Aim: Work out how many lines in the entries below include the word "label". Give nothing but the number.

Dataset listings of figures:

.....

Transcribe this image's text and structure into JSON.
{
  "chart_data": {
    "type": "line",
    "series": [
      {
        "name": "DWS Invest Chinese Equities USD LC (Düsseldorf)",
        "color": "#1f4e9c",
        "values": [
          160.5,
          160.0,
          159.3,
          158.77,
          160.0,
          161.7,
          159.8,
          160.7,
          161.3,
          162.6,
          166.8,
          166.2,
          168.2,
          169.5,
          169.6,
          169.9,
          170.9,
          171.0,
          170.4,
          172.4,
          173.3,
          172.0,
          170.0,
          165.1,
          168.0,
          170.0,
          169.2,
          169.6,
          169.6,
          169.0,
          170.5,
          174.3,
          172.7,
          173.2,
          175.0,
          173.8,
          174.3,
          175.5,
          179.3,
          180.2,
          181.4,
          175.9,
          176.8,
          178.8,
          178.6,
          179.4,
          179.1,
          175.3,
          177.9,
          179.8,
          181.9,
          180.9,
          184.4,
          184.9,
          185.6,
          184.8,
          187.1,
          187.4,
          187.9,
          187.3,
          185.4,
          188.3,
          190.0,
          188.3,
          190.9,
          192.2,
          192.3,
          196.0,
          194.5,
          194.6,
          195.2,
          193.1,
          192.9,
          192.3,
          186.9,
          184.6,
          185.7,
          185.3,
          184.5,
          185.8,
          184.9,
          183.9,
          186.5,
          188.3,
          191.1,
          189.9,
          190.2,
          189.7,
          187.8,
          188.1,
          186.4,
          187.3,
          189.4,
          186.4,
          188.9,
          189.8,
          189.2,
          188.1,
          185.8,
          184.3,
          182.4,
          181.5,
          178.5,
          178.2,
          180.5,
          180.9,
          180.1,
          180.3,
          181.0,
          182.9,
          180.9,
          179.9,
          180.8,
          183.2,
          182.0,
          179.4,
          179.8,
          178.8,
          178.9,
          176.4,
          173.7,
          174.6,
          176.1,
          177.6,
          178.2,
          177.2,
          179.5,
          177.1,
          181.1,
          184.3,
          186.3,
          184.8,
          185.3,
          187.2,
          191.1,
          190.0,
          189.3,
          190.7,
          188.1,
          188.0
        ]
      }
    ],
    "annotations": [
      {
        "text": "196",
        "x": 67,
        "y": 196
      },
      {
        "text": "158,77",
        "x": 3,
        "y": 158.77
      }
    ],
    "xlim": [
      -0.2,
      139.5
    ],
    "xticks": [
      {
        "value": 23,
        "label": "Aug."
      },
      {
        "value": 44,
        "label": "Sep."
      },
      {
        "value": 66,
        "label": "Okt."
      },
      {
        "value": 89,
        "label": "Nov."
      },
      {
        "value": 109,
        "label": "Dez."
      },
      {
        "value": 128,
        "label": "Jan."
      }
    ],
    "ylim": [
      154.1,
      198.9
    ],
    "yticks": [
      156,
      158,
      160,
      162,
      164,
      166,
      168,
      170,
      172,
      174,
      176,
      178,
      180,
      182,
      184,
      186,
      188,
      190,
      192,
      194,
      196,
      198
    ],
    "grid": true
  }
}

.....

Reply to the exercise: 6